> The data
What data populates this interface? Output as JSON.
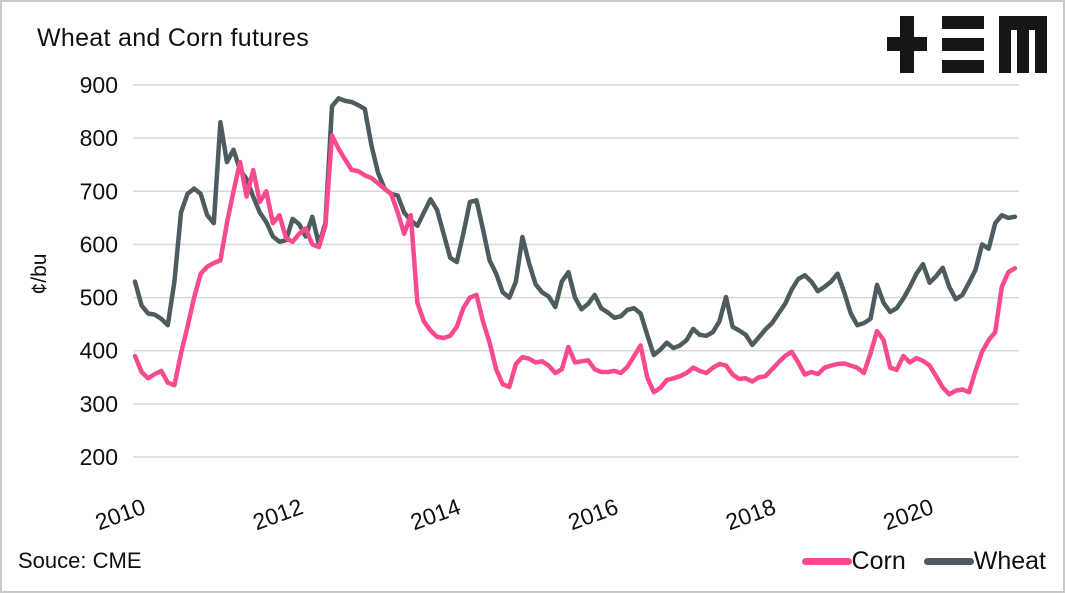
{
  "title": "Wheat and Corn futures",
  "source": "Souce: CME",
  "logo": {
    "name": "tem-logo"
  },
  "colors": {
    "corn": "#F9498F",
    "wheat": "#4D5C5F",
    "grid": "#D8D8D8",
    "text": "#101010",
    "logo": "#161616",
    "background": "#FFFFFF"
  },
  "chart_data": {
    "type": "line",
    "title": "Wheat and Corn futures",
    "xlabel": "",
    "ylabel": "¢/bu",
    "ylim": [
      200,
      900
    ],
    "yticks": [
      200,
      300,
      400,
      500,
      600,
      700,
      800,
      900
    ],
    "xticks": [
      2010,
      2012,
      2014,
      2016,
      2018,
      2020
    ],
    "grid": "horizontal",
    "legend_position": "bottom-right",
    "frequency": "monthly",
    "x_start": "2010-01",
    "x_end": "2021-03",
    "series": [
      {
        "name": "Corn",
        "color": "#F9498F",
        "values": [
          390,
          360,
          348,
          356,
          362,
          340,
          335,
          395,
          445,
          500,
          545,
          558,
          565,
          570,
          640,
          700,
          755,
          690,
          740,
          680,
          700,
          640,
          655,
          612,
          605,
          620,
          630,
          600,
          595,
          635,
          805,
          780,
          760,
          740,
          738,
          730,
          725,
          715,
          705,
          695,
          660,
          620,
          655,
          490,
          455,
          438,
          426,
          424,
          428,
          445,
          480,
          500,
          505,
          455,
          415,
          365,
          337,
          332,
          375,
          388,
          385,
          378,
          380,
          372,
          358,
          365,
          407,
          378,
          380,
          382,
          365,
          360,
          360,
          362,
          358,
          370,
          390,
          410,
          350,
          322,
          330,
          345,
          348,
          352,
          358,
          368,
          362,
          358,
          368,
          375,
          372,
          355,
          347,
          348,
          342,
          350,
          352,
          365,
          378,
          390,
          398,
          378,
          355,
          360,
          356,
          368,
          372,
          375,
          376,
          372,
          368,
          358,
          395,
          437,
          420,
          368,
          364,
          390,
          378,
          386,
          381,
          372,
          352,
          331,
          318,
          325,
          327,
          322,
          362,
          398,
          420,
          435,
          520,
          548,
          555
        ]
      },
      {
        "name": "Wheat",
        "color": "#4D5C5F",
        "values": [
          530,
          485,
          470,
          468,
          460,
          448,
          530,
          660,
          695,
          705,
          695,
          655,
          640,
          830,
          755,
          778,
          740,
          723,
          690,
          660,
          642,
          615,
          605,
          608,
          648,
          638,
          615,
          652,
          600,
          640,
          860,
          875,
          870,
          868,
          862,
          855,
          787,
          735,
          705,
          695,
          692,
          660,
          645,
          635,
          660,
          685,
          665,
          620,
          575,
          567,
          620,
          680,
          683,
          628,
          570,
          545,
          510,
          500,
          530,
          614,
          565,
          525,
          510,
          502,
          482,
          530,
          548,
          500,
          478,
          488,
          505,
          480,
          472,
          462,
          465,
          477,
          480,
          470,
          430,
          392,
          402,
          415,
          405,
          410,
          420,
          441,
          430,
          428,
          435,
          455,
          501,
          445,
          438,
          430,
          411,
          425,
          440,
          452,
          470,
          488,
          515,
          535,
          542,
          530,
          512,
          520,
          530,
          545,
          510,
          470,
          448,
          452,
          460,
          524,
          490,
          473,
          480,
          498,
          520,
          545,
          563,
          528,
          540,
          556,
          520,
          497,
          505,
          528,
          552,
          600,
          592,
          640,
          655,
          650,
          652
        ]
      }
    ]
  },
  "legend": {
    "items": [
      {
        "label": "Corn"
      },
      {
        "label": "Wheat"
      }
    ]
  }
}
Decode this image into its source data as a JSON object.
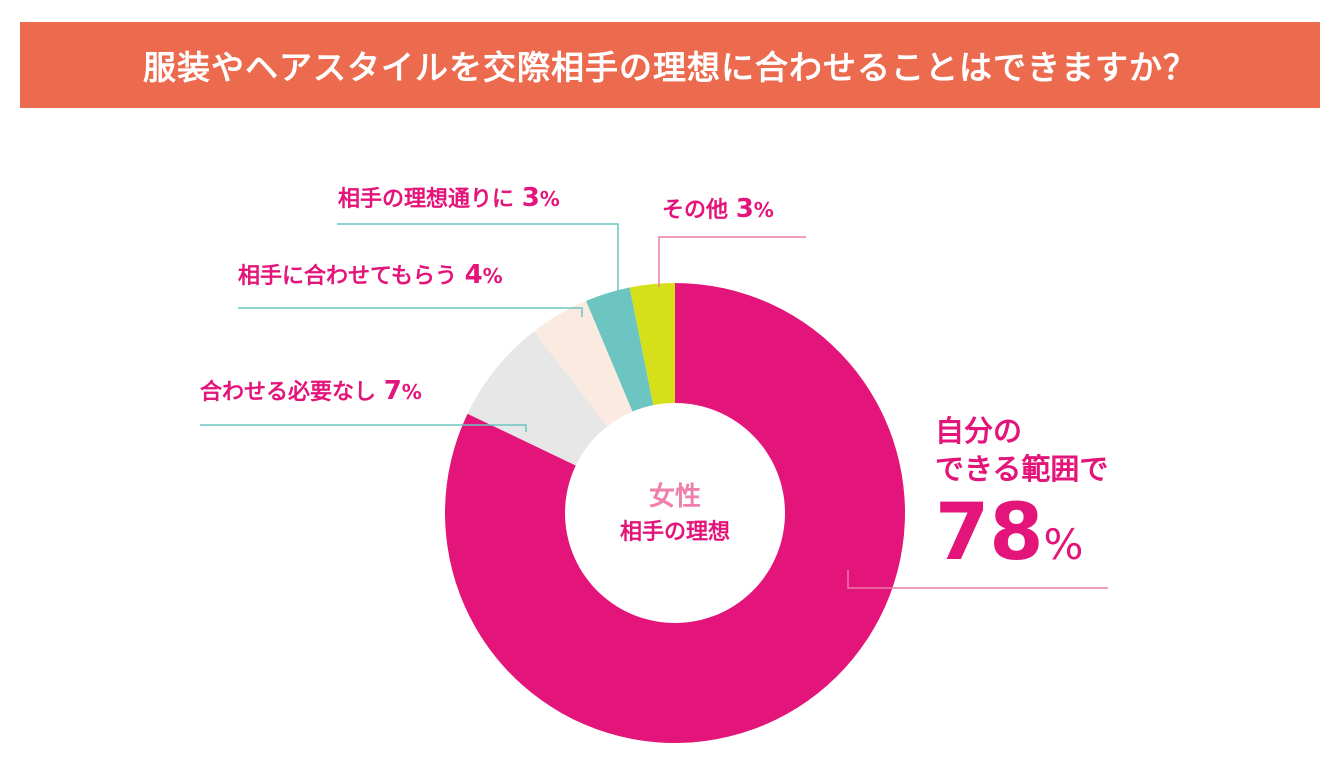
{
  "title": "服装やヘアスタイルを交際相手の理想に合わせることはできますか？",
  "center": {
    "line1": "女性",
    "line2": "相手の理想"
  },
  "colors": {
    "header": "#ec6b4f",
    "accent": "#e4157a",
    "teal": "#6cc5c1",
    "lime": "#d6e01a",
    "light_pink": "#fbeae0",
    "light_gray": "#e7e7e7",
    "pink_line": "#f07aab"
  },
  "labels": {
    "main": {
      "line1": "自分の",
      "line2": "できる範囲で",
      "value": "78",
      "unit": "%"
    },
    "notneeded": {
      "text": "合わせる必要なし",
      "value": "7",
      "unit": "%"
    },
    "fitme": {
      "text": "相手に合わせてもらう",
      "value": "4",
      "unit": "%"
    },
    "ideal": {
      "text": "相手の理想通りに",
      "value": "3",
      "unit": "%"
    },
    "other": {
      "text": "その他",
      "value": "3",
      "unit": "%"
    }
  },
  "chart_data": {
    "type": "pie",
    "title": "服装やヘアスタイルを交際相手の理想に合わせることはできますか？",
    "categories": [
      "自分のできる範囲で",
      "合わせる必要なし",
      "相手に合わせてもらう",
      "相手の理想通りに",
      "その他"
    ],
    "values": [
      78,
      7,
      4,
      3,
      3
    ],
    "unit": "%",
    "colors": [
      "#e4157a",
      "#e7e7e7",
      "#fbeae0",
      "#6cc5c1",
      "#d6e01a"
    ],
    "donut": true
  }
}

> Instructions to follow
Copy every line of the data word for word, omitting the images.

> Answer in full
What data populates this interface? Output as JSON.
{
  "title": "Wheat and Corn futures",
  "source": "Souce: CME",
  "logo": {
    "name": "tem-logo"
  },
  "colors": {
    "corn": "#F9498F",
    "wheat": "#4D5C5F",
    "grid": "#D8D8D8",
    "text": "#101010",
    "logo": "#161616",
    "background": "#FFFFFF"
  },
  "chart_data": {
    "type": "line",
    "title": "Wheat and Corn futures",
    "xlabel": "",
    "ylabel": "¢/bu",
    "ylim": [
      200,
      900
    ],
    "yticks": [
      200,
      300,
      400,
      500,
      600,
      700,
      800,
      900
    ],
    "xticks": [
      2010,
      2012,
      2014,
      2016,
      2018,
      2020
    ],
    "grid": "horizontal",
    "legend_position": "bottom-right",
    "frequency": "monthly",
    "x_start": "2010-01",
    "x_end": "2021-03",
    "series": [
      {
        "name": "Corn",
        "color": "#F9498F",
        "values": [
          390,
          360,
          348,
          356,
          362,
          340,
          335,
          395,
          445,
          500,
          545,
          558,
          565,
          570,
          640,
          700,
          755,
          690,
          740,
          680,
          700,
          640,
          655,
          612,
          605,
          620,
          630,
          600,
          595,
          635,
          805,
          780,
          760,
          740,
          738,
          730,
          725,
          715,
          705,
          695,
          660,
          620,
          655,
          490,
          455,
          438,
          426,
          424,
          428,
          445,
          480,
          500,
          505,
          455,
          415,
          365,
          337,
          332,
          375,
          388,
          385,
          378,
          380,
          372,
          358,
          365,
          407,
          378,
          380,
          382,
          365,
          360,
          360,
          362,
          358,
          370,
          390,
          410,
          350,
          322,
          330,
          345,
          348,
          352,
          358,
          368,
          362,
          358,
          368,
          375,
          372,
          355,
          347,
          348,
          342,
          350,
          352,
          365,
          378,
          390,
          398,
          378,
          355,
          360,
          356,
          368,
          372,
          375,
          376,
          372,
          368,
          358,
          395,
          437,
          420,
          368,
          364,
          390,
          378,
          386,
          381,
          372,
          352,
          331,
          318,
          325,
          327,
          322,
          362,
          398,
          420,
          435,
          520,
          548,
          555
        ]
      },
      {
        "name": "Wheat",
        "color": "#4D5C5F",
        "values": [
          530,
          485,
          470,
          468,
          460,
          448,
          530,
          660,
          695,
          705,
          695,
          655,
          640,
          830,
          755,
          778,
          740,
          723,
          690,
          660,
          642,
          615,
          605,
          608,
          648,
          638,
          615,
          652,
          600,
          640,
          860,
          875,
          870,
          868,
          862,
          855,
          787,
          735,
          705,
          695,
          692,
          660,
          645,
          635,
          660,
          685,
          665,
          620,
          575,
          567,
          620,
          680,
          683,
          628,
          570,
          545,
          510,
          500,
          530,
          614,
          565,
          525,
          510,
          502,
          482,
          530,
          548,
          500,
          478,
          488,
          505,
          480,
          472,
          462,
          465,
          477,
          480,
          470,
          430,
          392,
          402,
          415,
          405,
          410,
          420,
          441,
          430,
          428,
          435,
          455,
          501,
          445,
          438,
          430,
          411,
          425,
          440,
          452,
          470,
          488,
          515,
          535,
          542,
          530,
          512,
          520,
          530,
          545,
          510,
          470,
          448,
          452,
          460,
          524,
          490,
          473,
          480,
          498,
          520,
          545,
          563,
          528,
          540,
          556,
          520,
          497,
          505,
          528,
          552,
          600,
          592,
          640,
          655,
          650,
          652
        ]
      }
    ]
  },
  "legend": {
    "items": [
      {
        "label": "Corn"
      },
      {
        "label": "Wheat"
      }
    ]
  }
}
Decode this image into its source data as a JSON object.
{
  "title": "服装やヘアスタイルを交際相手の理想に合わせることはできますか？",
  "center": {
    "line1": "女性",
    "line2": "相手の理想"
  },
  "colors": {
    "header": "#ec6b4f",
    "accent": "#e4157a",
    "teal": "#6cc5c1",
    "lime": "#d6e01a",
    "light_pink": "#fbeae0",
    "light_gray": "#e7e7e7",
    "pink_line": "#f07aab"
  },
  "labels": {
    "main": {
      "line1": "自分の",
      "line2": "できる範囲で",
      "value": "78",
      "unit": "%"
    },
    "notneeded": {
      "text": "合わせる必要なし",
      "value": "7",
      "unit": "%"
    },
    "fitme": {
      "text": "相手に合わせてもらう",
      "value": "4",
      "unit": "%"
    },
    "ideal": {
      "text": "相手の理想通りに",
      "value": "3",
      "unit": "%"
    },
    "other": {
      "text": "その他",
      "value": "3",
      "unit": "%"
    }
  },
  "chart_data": {
    "type": "pie",
    "title": "服装やヘアスタイルを交際相手の理想に合わせることはできますか？",
    "categories": [
      "自分のできる範囲で",
      "合わせる必要なし",
      "相手に合わせてもらう",
      "相手の理想通りに",
      "その他"
    ],
    "values": [
      78,
      7,
      4,
      3,
      3
    ],
    "unit": "%",
    "colors": [
      "#e4157a",
      "#e7e7e7",
      "#fbeae0",
      "#6cc5c1",
      "#d6e01a"
    ],
    "donut": true
  }
}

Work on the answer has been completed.